(MATERIAL FOR THE TASK)
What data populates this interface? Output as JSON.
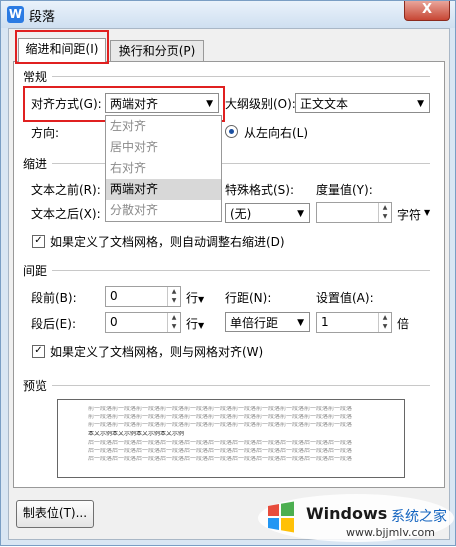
{
  "window": {
    "title": "段落",
    "app_icon": "W",
    "close_label": "X"
  },
  "tabs": [
    {
      "label": "缩进和间距(I)",
      "active": true
    },
    {
      "label": "换行和分页(P)",
      "active": false
    }
  ],
  "general": {
    "section_label": "常规",
    "alignment_label": "对齐方式(G):",
    "alignment_value": "两端对齐",
    "outline_label": "大纲级别(O):",
    "outline_value": "正文文本",
    "direction_label": "方向:",
    "direction_option": "从左向右(L)"
  },
  "alignment_dropdown": {
    "options": [
      "左对齐",
      "居中对齐",
      "右对齐",
      "两端对齐",
      "分散对齐"
    ],
    "selected": "两端对齐"
  },
  "indent": {
    "section_label": "缩进",
    "before_label": "文本之前(R):",
    "after_label": "文本之后(X):",
    "special_label": "特殊格式(S):",
    "special_value": "(无)",
    "measure_label": "度量值(Y):",
    "measure_unit": "字符",
    "grid_checkbox": "如果定义了文档网格，则自动调整右缩进(D)"
  },
  "spacing": {
    "section_label": "间距",
    "before_label": "段前(B):",
    "before_value": "0",
    "before_unit": "行",
    "after_label": "段后(E):",
    "after_value": "0",
    "after_unit": "行",
    "line_label": "行距(N):",
    "line_value": "单倍行距",
    "setting_label": "设置值(A):",
    "setting_value": "1",
    "setting_unit": "倍",
    "grid_checkbox": "如果定义了文档网格，则与网格对齐(W)"
  },
  "preview": {
    "section_label": "预览",
    "lines": [
      "前一段落前一段落前一段落前一段落前一段落前一段落前一段落前一段落前一段落前一段落前一段落",
      "前一段落前一段落前一段落前一段落前一段落前一段落前一段落前一段落前一段落前一段落前一段落",
      "前一段落前一段落前一段落前一段落前一段落前一段落前一段落前一段落前一段落前一段落前一段落",
      "本文示例本文示例本文示例本文示例",
      "后一段落后一段落后一段落后一段落后一段落后一段落后一段落后一段落后一段落后一段落后一段落",
      "后一段落后一段落后一段落后一段落后一段落后一段落后一段落后一段落后一段落后一段落后一段落",
      "后一段落后一段落后一段落后一段落后一段落后一段落后一段落后一段落后一段落后一段落后一段落"
    ]
  },
  "footer": {
    "tabs_button": "制表位(T)..."
  },
  "watermark": {
    "brand": "Windows",
    "suffix": "系统之家",
    "url": "www.bjjmlv.com"
  },
  "colors": {
    "highlight": "#e02020",
    "accent": "#2b7be3"
  }
}
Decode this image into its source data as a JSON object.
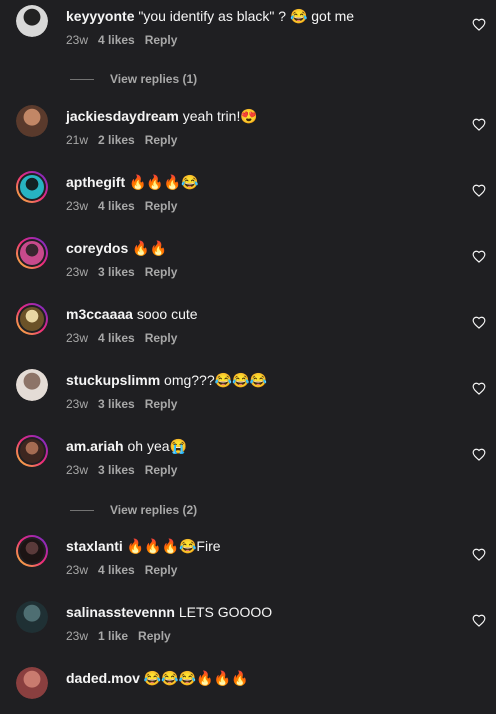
{
  "comments": [
    {
      "username": "keyyyonte",
      "text": "\"you identify as black\" ? 😂 got me",
      "time": "23w",
      "likes": "4 likes",
      "reply": "Reply",
      "avatar": {
        "ring": false,
        "bg": "#d8d8d8",
        "fg": "#222222"
      }
    },
    {
      "username": "jackiesdaydream",
      "text": "yeah trin!😍",
      "time": "21w",
      "likes": "2 likes",
      "reply": "Reply",
      "avatar": {
        "ring": false,
        "bg": "#5a3a2c",
        "fg": "#c28766"
      }
    },
    {
      "username": "apthegift",
      "text": "🔥🔥🔥😂",
      "time": "23w",
      "likes": "4 likes",
      "reply": "Reply",
      "avatar": {
        "ring": true,
        "bg": "#27b3c2",
        "fg": "#132124"
      }
    },
    {
      "username": "coreydos",
      "text": "🔥🔥",
      "time": "23w",
      "likes": "3 likes",
      "reply": "Reply",
      "avatar": {
        "ring": true,
        "bg": "#c84a8c",
        "fg": "#38252f"
      }
    },
    {
      "username": "m3ccaaaa",
      "text": "sooo cute",
      "time": "23w",
      "likes": "4 likes",
      "reply": "Reply",
      "avatar": {
        "ring": true,
        "bg": "#6b5228",
        "fg": "#e9d7a3"
      }
    },
    {
      "username": "stuckupslimm",
      "text": "omg???😂😂😂",
      "time": "23w",
      "likes": "3 likes",
      "reply": "Reply",
      "avatar": {
        "ring": false,
        "bg": "#e4dcd6",
        "fg": "#8d7468"
      }
    },
    {
      "username": "am.ariah",
      "text": "oh yea😭",
      "time": "23w",
      "likes": "3 likes",
      "reply": "Reply",
      "avatar": {
        "ring": true,
        "bg": "#3d2620",
        "fg": "#a56b52"
      }
    },
    {
      "username": "staxlanti",
      "text": "🔥🔥🔥😂Fire",
      "time": "23w",
      "likes": "4 likes",
      "reply": "Reply",
      "avatar": {
        "ring": true,
        "bg": "#1c1414",
        "fg": "#5a3a3a"
      }
    },
    {
      "username": "salinasstevennn",
      "text": "LETS GOOOO",
      "time": "23w",
      "likes": "1 like",
      "reply": "Reply",
      "avatar": {
        "ring": false,
        "bg": "#1f3034",
        "fg": "#4e6e72"
      }
    },
    {
      "username": "daded.mov",
      "text": "😂😂😂🔥🔥🔥",
      "time": "",
      "likes": "",
      "reply": "",
      "avatar": {
        "ring": false,
        "bg": "#8a3f3f",
        "fg": "#c97b6f"
      }
    }
  ],
  "view_replies_1": "View replies (1)",
  "view_replies_2": "View replies (2)",
  "icons": {
    "like": "heart-outline-icon"
  }
}
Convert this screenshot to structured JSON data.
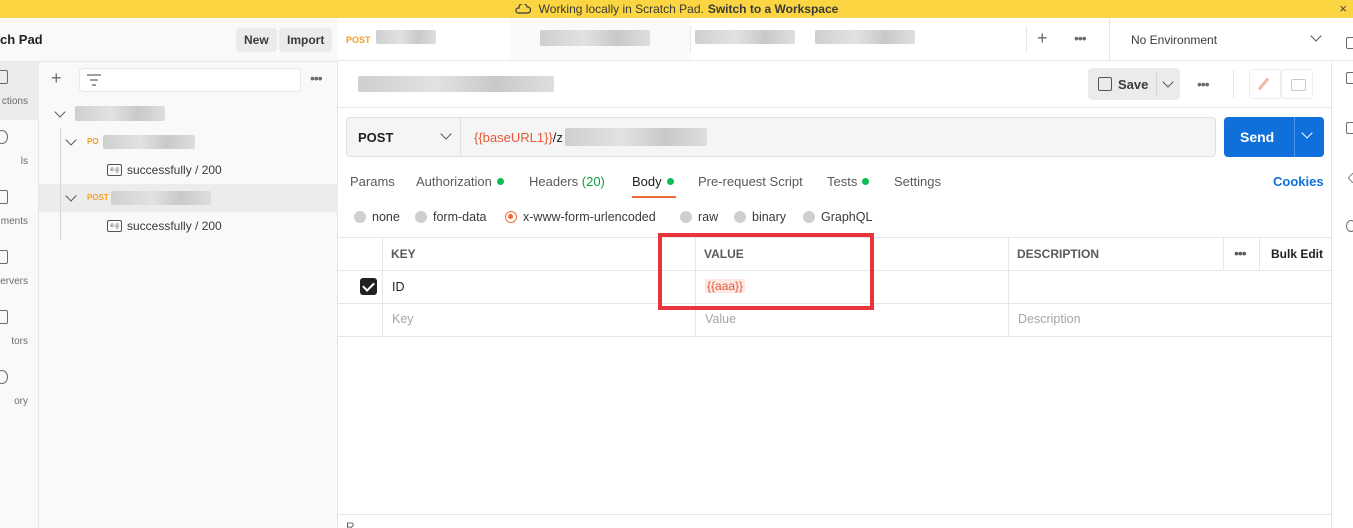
{
  "banner": {
    "text": "Working locally in Scratch Pad.",
    "link": "Switch to a Workspace",
    "close": "×"
  },
  "workspace": {
    "title": "ch Pad",
    "new_label": "New",
    "import_label": "Import"
  },
  "rail": {
    "items": [
      {
        "label": "ctions",
        "icon": "collections-icon",
        "active": true
      },
      {
        "label": "ls",
        "icon": "apis-icon"
      },
      {
        "label": "ments",
        "icon": "environments-icon"
      },
      {
        "label": "ervers",
        "icon": "mock-servers-icon"
      },
      {
        "label": "tors",
        "icon": "monitors-icon"
      },
      {
        "label": "ory",
        "icon": "history-icon"
      }
    ]
  },
  "sidebar": {
    "more": "•••",
    "tree": {
      "requests": [
        {
          "method": "PO",
          "example": "successfully / 200"
        },
        {
          "method": "POST",
          "example": "successfully / 200"
        }
      ],
      "example_icon_text": "e.g"
    }
  },
  "tabs": {
    "items": [
      {
        "method": "POST"
      }
    ],
    "plus": "+",
    "more": "•••",
    "environment": "No Environment"
  },
  "request": {
    "save_label": "Save",
    "more": "•••",
    "method": "POST",
    "url_var": "{{baseURL1}}",
    "url_rest": "/z",
    "send_label": "Send",
    "tabs": {
      "params": "Params",
      "authorization": "Authorization",
      "headers": "Headers",
      "headers_count": "(20)",
      "body": "Body",
      "prerequest": "Pre-request Script",
      "tests": "Tests",
      "settings": "Settings"
    },
    "cookies": "Cookies",
    "body_types": [
      "none",
      "form-data",
      "x-www-form-urlencoded",
      "raw",
      "binary",
      "GraphQL"
    ],
    "body_type_selected": "x-www-form-urlencoded"
  },
  "table": {
    "headers": {
      "key": "KEY",
      "value": "VALUE",
      "description": "DESCRIPTION",
      "more": "•••",
      "bulk_edit": "Bulk Edit"
    },
    "rows": [
      {
        "checked": true,
        "key": "ID",
        "value": "{{aaa}}",
        "description": ""
      }
    ],
    "placeholder": {
      "key": "Key",
      "value": "Value",
      "description": "Description"
    }
  },
  "colors": {
    "accent_orange": "#f26b3a",
    "send_blue": "#0f6fdb",
    "banner_yellow": "#fbd542",
    "highlight_red": "#e8353b",
    "variable_red": "#e5583a"
  },
  "response": {
    "label": "R"
  }
}
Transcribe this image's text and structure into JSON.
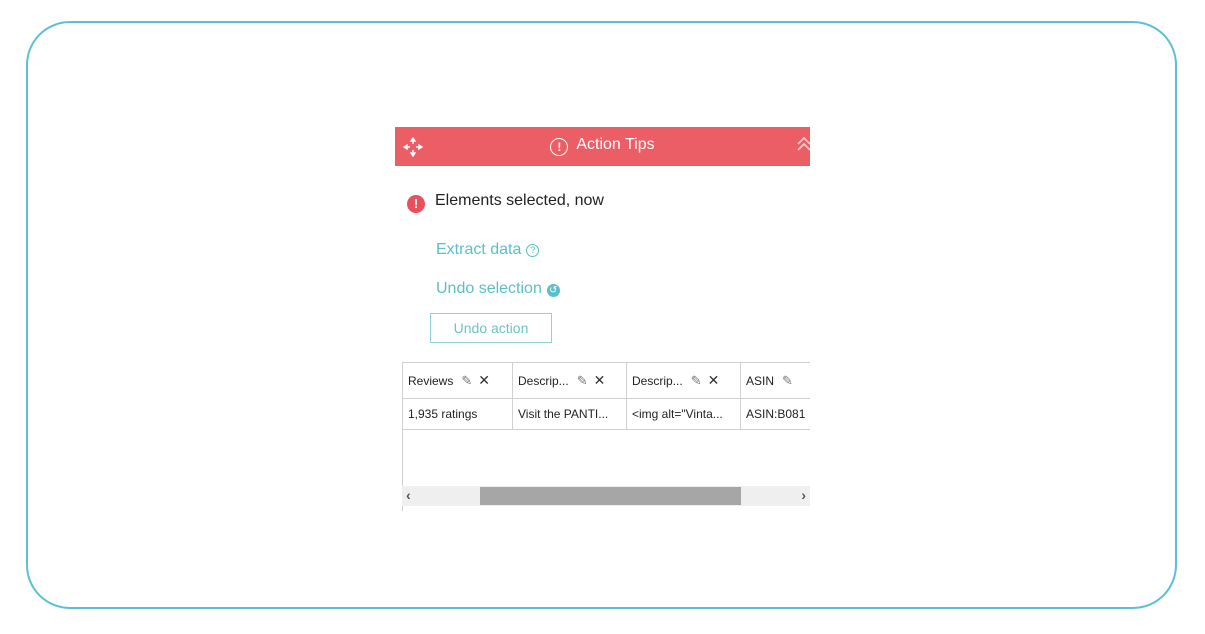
{
  "panel": {
    "title": "Action Tips",
    "icons": {
      "move": "move-icon",
      "title": "exclamation-circle-icon",
      "collapse": "double-chevron-up-icon"
    }
  },
  "message": {
    "text": "Elements selected, now",
    "icon": "alert-icon",
    "icon_glyph": "!"
  },
  "actions": [
    {
      "label": "Extract data",
      "icon": "help-icon",
      "glyph": "?"
    },
    {
      "label": "Undo selection",
      "icon": "undo-icon",
      "glyph": "↺"
    }
  ],
  "undo_button": {
    "label": "Undo action"
  },
  "table": {
    "columns": [
      {
        "label": "Reviews",
        "edit": true,
        "remove": true
      },
      {
        "label": "Descrip...",
        "edit": true,
        "remove": true
      },
      {
        "label": "Descrip...",
        "edit": true,
        "remove": true
      },
      {
        "label": "ASIN",
        "edit": true,
        "remove": false
      }
    ],
    "rows": [
      [
        "1,935 ratings",
        "Visit the PANTI...",
        "<img alt=\"Vinta...",
        "ASIN:B081"
      ]
    ],
    "edit_glyph": "✎",
    "remove_glyph": "✕"
  },
  "scrollbar": {
    "left_arrow": "‹",
    "right_arrow": "›",
    "thumb_start_fraction": 0.19,
    "thumb_end_fraction": 0.83
  },
  "colors": {
    "header": "#ec5e66",
    "accent": "#5bbfc8",
    "frame": "#5bc0d3",
    "alert": "#e8505c"
  }
}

(WHAT YOU NEED TO DO)
Go through the records above, find every line with the word "method", and list those lines.

(SOLUTION TO THIS PROBLEM)
          "method": "PO",
          "method": "POST",
        "method": "POST"
    "method": "POST",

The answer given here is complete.